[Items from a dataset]
--- begin ---
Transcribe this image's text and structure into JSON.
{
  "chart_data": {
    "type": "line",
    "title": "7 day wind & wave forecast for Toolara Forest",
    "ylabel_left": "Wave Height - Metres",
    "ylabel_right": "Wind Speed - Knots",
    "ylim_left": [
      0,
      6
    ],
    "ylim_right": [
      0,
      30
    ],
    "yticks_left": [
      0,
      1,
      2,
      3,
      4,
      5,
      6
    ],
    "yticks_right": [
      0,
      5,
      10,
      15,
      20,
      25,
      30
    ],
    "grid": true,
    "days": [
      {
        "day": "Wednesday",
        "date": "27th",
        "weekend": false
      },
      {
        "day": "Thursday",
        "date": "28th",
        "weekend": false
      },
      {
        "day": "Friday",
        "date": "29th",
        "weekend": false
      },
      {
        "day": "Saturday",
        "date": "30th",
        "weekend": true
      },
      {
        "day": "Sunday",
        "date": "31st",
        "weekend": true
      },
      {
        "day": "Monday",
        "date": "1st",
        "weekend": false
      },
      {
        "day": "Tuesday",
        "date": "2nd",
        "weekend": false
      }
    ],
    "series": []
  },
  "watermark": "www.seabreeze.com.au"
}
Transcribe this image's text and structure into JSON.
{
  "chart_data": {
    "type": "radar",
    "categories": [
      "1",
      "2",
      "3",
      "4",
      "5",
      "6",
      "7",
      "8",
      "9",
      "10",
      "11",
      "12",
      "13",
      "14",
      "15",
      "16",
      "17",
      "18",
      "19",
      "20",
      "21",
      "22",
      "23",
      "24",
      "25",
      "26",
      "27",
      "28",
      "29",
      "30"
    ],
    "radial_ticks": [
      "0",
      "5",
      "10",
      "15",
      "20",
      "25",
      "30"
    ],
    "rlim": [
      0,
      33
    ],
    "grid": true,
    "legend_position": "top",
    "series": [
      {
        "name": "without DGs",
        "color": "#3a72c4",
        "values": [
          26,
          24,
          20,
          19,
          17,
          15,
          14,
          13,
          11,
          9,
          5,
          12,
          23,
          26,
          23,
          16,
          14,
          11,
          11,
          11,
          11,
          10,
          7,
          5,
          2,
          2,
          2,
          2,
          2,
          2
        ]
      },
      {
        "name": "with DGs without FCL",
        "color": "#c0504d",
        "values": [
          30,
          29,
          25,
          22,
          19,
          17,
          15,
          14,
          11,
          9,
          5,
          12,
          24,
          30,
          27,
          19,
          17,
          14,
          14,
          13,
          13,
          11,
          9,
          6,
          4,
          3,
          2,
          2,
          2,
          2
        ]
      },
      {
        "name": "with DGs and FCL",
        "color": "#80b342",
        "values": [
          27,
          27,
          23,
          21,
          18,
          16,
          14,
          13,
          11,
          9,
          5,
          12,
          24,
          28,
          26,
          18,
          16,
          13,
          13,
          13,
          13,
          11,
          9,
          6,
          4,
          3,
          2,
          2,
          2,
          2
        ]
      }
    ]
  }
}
--- end ---
Quote each line of the data above exactly as written.

- [Answer in full]
Transcribe this image's text and structure into JSON.
{
  "chart_data": {
    "type": "line",
    "title": "7 day wind & wave forecast for Toolara Forest",
    "ylabel_left": "Wave Height - Metres",
    "ylabel_right": "Wind Speed - Knots",
    "ylim_left": [
      0,
      6
    ],
    "ylim_right": [
      0,
      30
    ],
    "yticks_left": [
      0,
      1,
      2,
      3,
      4,
      5,
      6
    ],
    "yticks_right": [
      0,
      5,
      10,
      15,
      20,
      25,
      30
    ],
    "grid": true,
    "days": [
      {
        "day": "Wednesday",
        "date": "27th",
        "weekend": false
      },
      {
        "day": "Thursday",
        "date": "28th",
        "weekend": false
      },
      {
        "day": "Friday",
        "date": "29th",
        "weekend": false
      },
      {
        "day": "Saturday",
        "date": "30th",
        "weekend": true
      },
      {
        "day": "Sunday",
        "date": "31st",
        "weekend": true
      },
      {
        "day": "Monday",
        "date": "1st",
        "weekend": false
      },
      {
        "day": "Tuesday",
        "date": "2nd",
        "weekend": false
      }
    ],
    "series": []
  },
  "watermark": "www.seabreeze.com.au"
}
Transcribe this image's text and structure into JSON.
{
  "chart_data": {
    "type": "radar",
    "categories": [
      "1",
      "2",
      "3",
      "4",
      "5",
      "6",
      "7",
      "8",
      "9",
      "10",
      "11",
      "12",
      "13",
      "14",
      "15",
      "16",
      "17",
      "18",
      "19",
      "20",
      "21",
      "22",
      "23",
      "24",
      "25",
      "26",
      "27",
      "28",
      "29",
      "30"
    ],
    "radial_ticks": [
      "0",
      "5",
      "10",
      "15",
      "20",
      "25",
      "30"
    ],
    "rlim": [
      0,
      33
    ],
    "grid": true,
    "legend_position": "top",
    "series": [
      {
        "name": "without DGs",
        "color": "#3a72c4",
        "values": [
          26,
          24,
          20,
          19,
          17,
          15,
          14,
          13,
          11,
          9,
          5,
          12,
          23,
          26,
          23,
          16,
          14,
          11,
          11,
          11,
          11,
          10,
          7,
          5,
          2,
          2,
          2,
          2,
          2,
          2
        ]
      },
      {
        "name": "with DGs without FCL",
        "color": "#c0504d",
        "values": [
          30,
          29,
          25,
          22,
          19,
          17,
          15,
          14,
          11,
          9,
          5,
          12,
          24,
          30,
          27,
          19,
          17,
          14,
          14,
          13,
          13,
          11,
          9,
          6,
          4,
          3,
          2,
          2,
          2,
          2
        ]
      },
      {
        "name": "with DGs and FCL",
        "color": "#80b342",
        "values": [
          27,
          27,
          23,
          21,
          18,
          16,
          14,
          13,
          11,
          9,
          5,
          12,
          24,
          28,
          26,
          18,
          16,
          13,
          13,
          13,
          13,
          11,
          9,
          6,
          4,
          3,
          2,
          2,
          2,
          2
        ]
      }
    ]
  }
}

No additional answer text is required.